Filter for the word "desde" and keep each matching line.

====== Data excerpts

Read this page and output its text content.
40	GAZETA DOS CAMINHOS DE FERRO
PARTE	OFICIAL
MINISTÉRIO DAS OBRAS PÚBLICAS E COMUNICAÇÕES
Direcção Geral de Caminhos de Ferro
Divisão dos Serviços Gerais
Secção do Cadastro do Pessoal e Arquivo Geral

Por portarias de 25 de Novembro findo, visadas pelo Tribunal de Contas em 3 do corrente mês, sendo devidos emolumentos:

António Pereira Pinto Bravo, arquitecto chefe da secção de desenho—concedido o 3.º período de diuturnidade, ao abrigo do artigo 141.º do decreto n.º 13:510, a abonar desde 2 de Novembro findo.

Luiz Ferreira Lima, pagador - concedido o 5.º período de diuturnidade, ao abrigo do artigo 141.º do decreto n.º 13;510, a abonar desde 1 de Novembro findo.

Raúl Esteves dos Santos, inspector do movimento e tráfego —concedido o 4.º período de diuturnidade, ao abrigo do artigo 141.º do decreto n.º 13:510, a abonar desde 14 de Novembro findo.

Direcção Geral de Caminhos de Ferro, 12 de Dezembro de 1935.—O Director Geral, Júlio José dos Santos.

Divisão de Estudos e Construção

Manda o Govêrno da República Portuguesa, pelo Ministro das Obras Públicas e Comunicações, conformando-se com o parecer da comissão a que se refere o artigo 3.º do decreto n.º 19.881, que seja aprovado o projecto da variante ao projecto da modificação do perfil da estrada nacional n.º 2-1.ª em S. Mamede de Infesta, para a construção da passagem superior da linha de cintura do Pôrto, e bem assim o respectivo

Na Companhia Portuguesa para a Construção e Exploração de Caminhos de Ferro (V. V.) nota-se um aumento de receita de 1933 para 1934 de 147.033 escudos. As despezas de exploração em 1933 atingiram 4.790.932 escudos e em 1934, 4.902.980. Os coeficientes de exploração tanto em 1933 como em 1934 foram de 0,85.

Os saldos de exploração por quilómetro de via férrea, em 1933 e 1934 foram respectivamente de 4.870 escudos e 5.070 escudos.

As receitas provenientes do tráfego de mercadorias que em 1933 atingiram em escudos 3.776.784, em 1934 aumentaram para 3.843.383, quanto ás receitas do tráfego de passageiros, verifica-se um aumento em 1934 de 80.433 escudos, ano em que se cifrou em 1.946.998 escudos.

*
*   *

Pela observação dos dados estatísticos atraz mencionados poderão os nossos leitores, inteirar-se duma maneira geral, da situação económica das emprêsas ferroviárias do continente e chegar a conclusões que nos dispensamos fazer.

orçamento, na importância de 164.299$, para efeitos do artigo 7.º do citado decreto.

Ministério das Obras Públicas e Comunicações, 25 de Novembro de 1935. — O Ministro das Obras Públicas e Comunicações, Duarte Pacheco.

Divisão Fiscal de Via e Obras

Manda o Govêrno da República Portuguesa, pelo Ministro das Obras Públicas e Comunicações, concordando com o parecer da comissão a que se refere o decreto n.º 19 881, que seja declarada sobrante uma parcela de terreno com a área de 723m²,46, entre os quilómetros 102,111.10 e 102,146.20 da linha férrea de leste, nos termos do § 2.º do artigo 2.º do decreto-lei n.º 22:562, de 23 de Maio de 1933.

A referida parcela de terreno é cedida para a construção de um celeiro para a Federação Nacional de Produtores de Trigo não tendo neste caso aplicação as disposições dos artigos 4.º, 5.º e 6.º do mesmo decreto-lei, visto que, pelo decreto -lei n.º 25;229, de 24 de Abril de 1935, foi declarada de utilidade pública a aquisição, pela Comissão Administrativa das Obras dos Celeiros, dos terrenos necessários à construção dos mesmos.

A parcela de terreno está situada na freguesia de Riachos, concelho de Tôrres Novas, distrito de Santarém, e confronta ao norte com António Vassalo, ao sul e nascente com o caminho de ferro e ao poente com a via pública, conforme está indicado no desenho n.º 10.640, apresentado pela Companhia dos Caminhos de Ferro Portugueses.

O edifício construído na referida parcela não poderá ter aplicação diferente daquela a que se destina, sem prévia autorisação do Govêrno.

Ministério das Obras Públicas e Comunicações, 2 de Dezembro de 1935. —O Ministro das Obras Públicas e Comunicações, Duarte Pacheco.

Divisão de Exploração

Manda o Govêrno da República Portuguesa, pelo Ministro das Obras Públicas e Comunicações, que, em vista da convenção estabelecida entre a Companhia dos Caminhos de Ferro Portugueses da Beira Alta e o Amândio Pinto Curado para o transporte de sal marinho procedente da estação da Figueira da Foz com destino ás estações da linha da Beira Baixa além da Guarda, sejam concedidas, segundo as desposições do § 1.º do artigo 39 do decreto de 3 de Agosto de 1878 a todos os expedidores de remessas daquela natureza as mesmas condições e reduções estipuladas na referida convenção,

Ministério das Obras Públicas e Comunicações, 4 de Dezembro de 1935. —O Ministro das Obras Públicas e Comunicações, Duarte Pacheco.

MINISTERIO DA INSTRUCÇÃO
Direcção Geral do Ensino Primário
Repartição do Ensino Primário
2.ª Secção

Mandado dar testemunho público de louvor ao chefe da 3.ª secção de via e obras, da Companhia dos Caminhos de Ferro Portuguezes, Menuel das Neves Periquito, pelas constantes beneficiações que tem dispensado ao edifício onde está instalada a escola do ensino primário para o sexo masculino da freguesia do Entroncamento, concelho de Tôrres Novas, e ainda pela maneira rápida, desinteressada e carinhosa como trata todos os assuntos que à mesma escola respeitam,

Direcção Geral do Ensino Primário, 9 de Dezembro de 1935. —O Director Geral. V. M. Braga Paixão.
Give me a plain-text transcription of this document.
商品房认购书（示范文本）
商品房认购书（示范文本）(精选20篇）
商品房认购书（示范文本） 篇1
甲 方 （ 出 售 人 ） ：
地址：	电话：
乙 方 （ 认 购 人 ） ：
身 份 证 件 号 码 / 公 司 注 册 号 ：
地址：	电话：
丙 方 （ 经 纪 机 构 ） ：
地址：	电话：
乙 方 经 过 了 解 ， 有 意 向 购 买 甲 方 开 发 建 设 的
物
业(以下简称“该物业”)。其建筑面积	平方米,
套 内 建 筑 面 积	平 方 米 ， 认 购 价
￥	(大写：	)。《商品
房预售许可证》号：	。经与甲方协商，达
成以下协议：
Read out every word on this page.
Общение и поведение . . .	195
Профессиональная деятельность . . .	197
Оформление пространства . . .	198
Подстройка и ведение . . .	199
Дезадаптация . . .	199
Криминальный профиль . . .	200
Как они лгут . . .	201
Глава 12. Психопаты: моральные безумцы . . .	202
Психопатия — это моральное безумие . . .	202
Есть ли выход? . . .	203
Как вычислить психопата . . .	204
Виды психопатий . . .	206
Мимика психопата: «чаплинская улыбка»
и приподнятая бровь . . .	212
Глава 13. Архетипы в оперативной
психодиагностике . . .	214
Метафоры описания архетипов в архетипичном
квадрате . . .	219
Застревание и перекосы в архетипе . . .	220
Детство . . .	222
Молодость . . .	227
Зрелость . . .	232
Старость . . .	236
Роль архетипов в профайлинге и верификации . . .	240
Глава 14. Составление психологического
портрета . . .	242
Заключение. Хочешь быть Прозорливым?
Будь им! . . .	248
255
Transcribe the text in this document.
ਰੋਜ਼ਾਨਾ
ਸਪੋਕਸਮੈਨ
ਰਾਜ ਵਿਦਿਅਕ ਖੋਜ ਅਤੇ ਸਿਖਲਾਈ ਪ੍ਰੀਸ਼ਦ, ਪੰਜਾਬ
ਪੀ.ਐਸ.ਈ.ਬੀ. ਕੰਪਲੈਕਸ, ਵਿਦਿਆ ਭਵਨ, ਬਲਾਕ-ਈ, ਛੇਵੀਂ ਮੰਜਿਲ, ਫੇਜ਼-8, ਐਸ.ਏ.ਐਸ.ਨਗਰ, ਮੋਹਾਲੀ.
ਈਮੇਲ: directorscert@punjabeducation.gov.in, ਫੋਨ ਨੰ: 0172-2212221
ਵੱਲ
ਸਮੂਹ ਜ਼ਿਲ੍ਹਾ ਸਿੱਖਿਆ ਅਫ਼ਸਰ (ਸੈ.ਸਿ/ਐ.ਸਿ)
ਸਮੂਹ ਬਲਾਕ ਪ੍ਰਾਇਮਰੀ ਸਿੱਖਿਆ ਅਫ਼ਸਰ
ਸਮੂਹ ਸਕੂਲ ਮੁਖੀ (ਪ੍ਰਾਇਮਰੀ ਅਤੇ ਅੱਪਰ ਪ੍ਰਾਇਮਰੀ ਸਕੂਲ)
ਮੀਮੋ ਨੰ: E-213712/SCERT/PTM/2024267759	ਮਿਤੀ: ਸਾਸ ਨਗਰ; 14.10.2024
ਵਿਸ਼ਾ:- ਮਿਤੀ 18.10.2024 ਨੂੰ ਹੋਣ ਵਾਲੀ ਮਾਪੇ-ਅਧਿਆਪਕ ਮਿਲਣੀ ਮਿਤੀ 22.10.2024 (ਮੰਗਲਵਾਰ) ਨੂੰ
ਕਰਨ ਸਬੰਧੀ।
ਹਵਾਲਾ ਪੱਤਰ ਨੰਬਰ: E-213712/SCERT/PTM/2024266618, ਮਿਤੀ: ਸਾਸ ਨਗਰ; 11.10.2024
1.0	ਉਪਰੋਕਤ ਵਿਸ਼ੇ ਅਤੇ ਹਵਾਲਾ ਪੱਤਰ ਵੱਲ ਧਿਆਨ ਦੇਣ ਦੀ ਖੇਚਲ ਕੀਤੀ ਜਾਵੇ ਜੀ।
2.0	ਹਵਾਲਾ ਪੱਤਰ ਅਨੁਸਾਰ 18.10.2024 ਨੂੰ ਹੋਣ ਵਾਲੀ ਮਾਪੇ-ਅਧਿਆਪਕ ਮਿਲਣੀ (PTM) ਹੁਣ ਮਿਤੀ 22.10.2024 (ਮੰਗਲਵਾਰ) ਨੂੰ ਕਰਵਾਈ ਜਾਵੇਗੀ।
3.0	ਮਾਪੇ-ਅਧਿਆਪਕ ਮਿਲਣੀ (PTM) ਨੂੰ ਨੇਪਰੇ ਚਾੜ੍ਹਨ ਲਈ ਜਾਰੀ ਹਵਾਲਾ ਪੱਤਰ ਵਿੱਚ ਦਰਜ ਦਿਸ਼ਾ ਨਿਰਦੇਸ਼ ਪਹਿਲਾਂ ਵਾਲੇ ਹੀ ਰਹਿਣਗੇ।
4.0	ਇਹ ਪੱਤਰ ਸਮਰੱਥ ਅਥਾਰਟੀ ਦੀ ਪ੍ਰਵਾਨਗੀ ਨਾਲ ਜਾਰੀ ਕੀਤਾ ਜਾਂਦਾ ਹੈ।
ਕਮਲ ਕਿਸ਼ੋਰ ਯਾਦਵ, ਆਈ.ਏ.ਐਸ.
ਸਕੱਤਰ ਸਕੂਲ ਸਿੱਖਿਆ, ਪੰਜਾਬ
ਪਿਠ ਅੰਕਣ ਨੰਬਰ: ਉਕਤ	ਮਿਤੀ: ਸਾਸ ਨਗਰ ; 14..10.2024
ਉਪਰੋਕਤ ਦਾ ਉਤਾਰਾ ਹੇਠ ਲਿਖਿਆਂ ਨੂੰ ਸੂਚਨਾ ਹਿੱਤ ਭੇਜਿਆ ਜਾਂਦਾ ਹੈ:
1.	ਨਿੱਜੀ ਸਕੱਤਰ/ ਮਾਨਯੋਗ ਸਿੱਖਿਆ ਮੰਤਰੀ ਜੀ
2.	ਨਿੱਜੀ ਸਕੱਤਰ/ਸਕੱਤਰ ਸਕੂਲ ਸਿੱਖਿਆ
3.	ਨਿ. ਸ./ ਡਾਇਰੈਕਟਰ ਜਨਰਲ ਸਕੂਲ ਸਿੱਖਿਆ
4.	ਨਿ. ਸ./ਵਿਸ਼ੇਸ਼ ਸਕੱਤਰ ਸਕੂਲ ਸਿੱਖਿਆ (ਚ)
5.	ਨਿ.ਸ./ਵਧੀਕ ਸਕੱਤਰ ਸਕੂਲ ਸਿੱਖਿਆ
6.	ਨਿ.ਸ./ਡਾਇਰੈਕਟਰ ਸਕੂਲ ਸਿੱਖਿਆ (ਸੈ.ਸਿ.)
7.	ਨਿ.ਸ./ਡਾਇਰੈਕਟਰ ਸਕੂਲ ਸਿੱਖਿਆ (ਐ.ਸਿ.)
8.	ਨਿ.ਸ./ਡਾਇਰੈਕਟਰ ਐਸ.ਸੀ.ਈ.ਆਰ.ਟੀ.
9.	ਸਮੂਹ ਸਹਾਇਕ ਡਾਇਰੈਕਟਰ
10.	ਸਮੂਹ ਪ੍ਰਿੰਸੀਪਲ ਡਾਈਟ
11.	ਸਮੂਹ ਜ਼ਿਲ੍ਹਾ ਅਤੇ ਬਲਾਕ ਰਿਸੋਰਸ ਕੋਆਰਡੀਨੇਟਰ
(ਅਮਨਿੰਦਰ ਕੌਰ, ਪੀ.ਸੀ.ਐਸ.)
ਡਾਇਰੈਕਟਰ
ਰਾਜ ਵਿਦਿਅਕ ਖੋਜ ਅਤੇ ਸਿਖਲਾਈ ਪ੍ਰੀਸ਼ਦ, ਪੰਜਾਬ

============

Output for this task:
António Pereira Pinto Bravo, arquitecto chefe da secção de desenho—concedido o 3.º período de diuturnidade, ao abrigo do artigo 141.º do decreto n.º 13:510, a abonar desde 2 de Novembro findo.
Luiz Ferreira Lima, pagador - concedido o 5.º período de diuturnidade, ao abrigo do artigo 141.º do decreto n.º 13;510, a abonar desde 1 de Novembro findo.
Raúl Esteves dos Santos, inspector do movimento e tráfego —concedido o 4.º período de diuturnidade, ao abrigo do artigo 141.º do decreto n.º 13:510, a abonar desde 14 de Novembro findo.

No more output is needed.